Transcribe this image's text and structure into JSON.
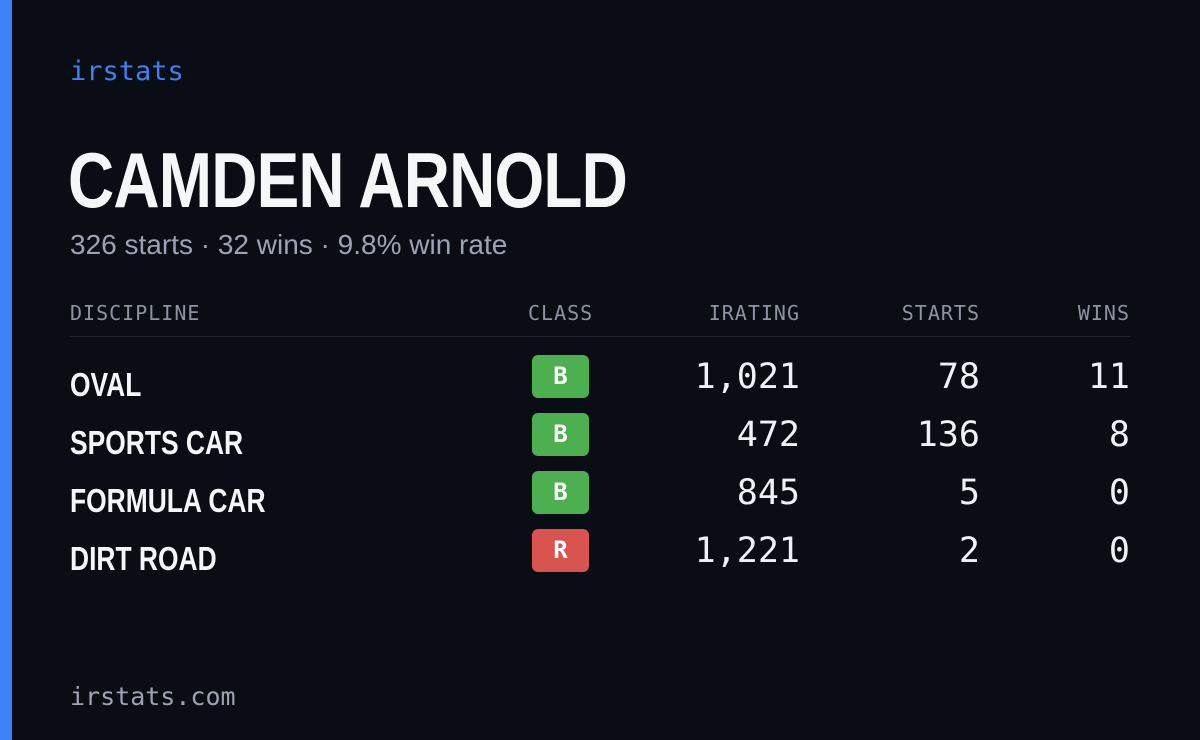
{
  "brand": {
    "name": "irstats",
    "accent_color": "#3b82f6"
  },
  "player": {
    "name": "CAMDEN ARNOLD",
    "summary": "326 starts · 32 wins · 9.8% win rate"
  },
  "table": {
    "headers": {
      "discipline": "DISCIPLINE",
      "class": "CLASS",
      "irating": "IRATING",
      "starts": "STARTS",
      "wins": "WINS"
    },
    "rows": [
      {
        "discipline": "OVAL",
        "class": "B",
        "class_color": "#4caf50",
        "irating": "1,021",
        "starts": "78",
        "wins": "11"
      },
      {
        "discipline": "SPORTS CAR",
        "class": "B",
        "class_color": "#4caf50",
        "irating": "472",
        "starts": "136",
        "wins": "8"
      },
      {
        "discipline": "FORMULA CAR",
        "class": "B",
        "class_color": "#4caf50",
        "irating": "845",
        "starts": "5",
        "wins": "0"
      },
      {
        "discipline": "DIRT ROAD",
        "class": "R",
        "class_color": "#d9534f",
        "irating": "1,221",
        "starts": "2",
        "wins": "0"
      }
    ]
  },
  "footer": {
    "domain": "irstats.com"
  }
}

================================

### What is asked
Quote the entries in full. Any image among them is to be omitted from the copy.

### Full response
Transcribe this image's text and structure into JSON.
{
  "brand": {
    "name": "irstats",
    "accent_color": "#3b82f6"
  },
  "player": {
    "name": "CAMDEN ARNOLD",
    "summary": "326 starts · 32 wins · 9.8% win rate"
  },
  "table": {
    "headers": {
      "discipline": "DISCIPLINE",
      "class": "CLASS",
      "irating": "IRATING",
      "starts": "STARTS",
      "wins": "WINS"
    },
    "rows": [
      {
        "discipline": "OVAL",
        "class": "B",
        "class_color": "#4caf50",
        "irating": "1,021",
        "starts": "78",
        "wins": "11"
      },
      {
        "discipline": "SPORTS CAR",
        "class": "B",
        "class_color": "#4caf50",
        "irating": "472",
        "starts": "136",
        "wins": "8"
      },
      {
        "discipline": "FORMULA CAR",
        "class": "B",
        "class_color": "#4caf50",
        "irating": "845",
        "starts": "5",
        "wins": "0"
      },
      {
        "discipline": "DIRT ROAD",
        "class": "R",
        "class_color": "#d9534f",
        "irating": "1,221",
        "starts": "2",
        "wins": "0"
      }
    ]
  },
  "footer": {
    "domain": "irstats.com"
  }
}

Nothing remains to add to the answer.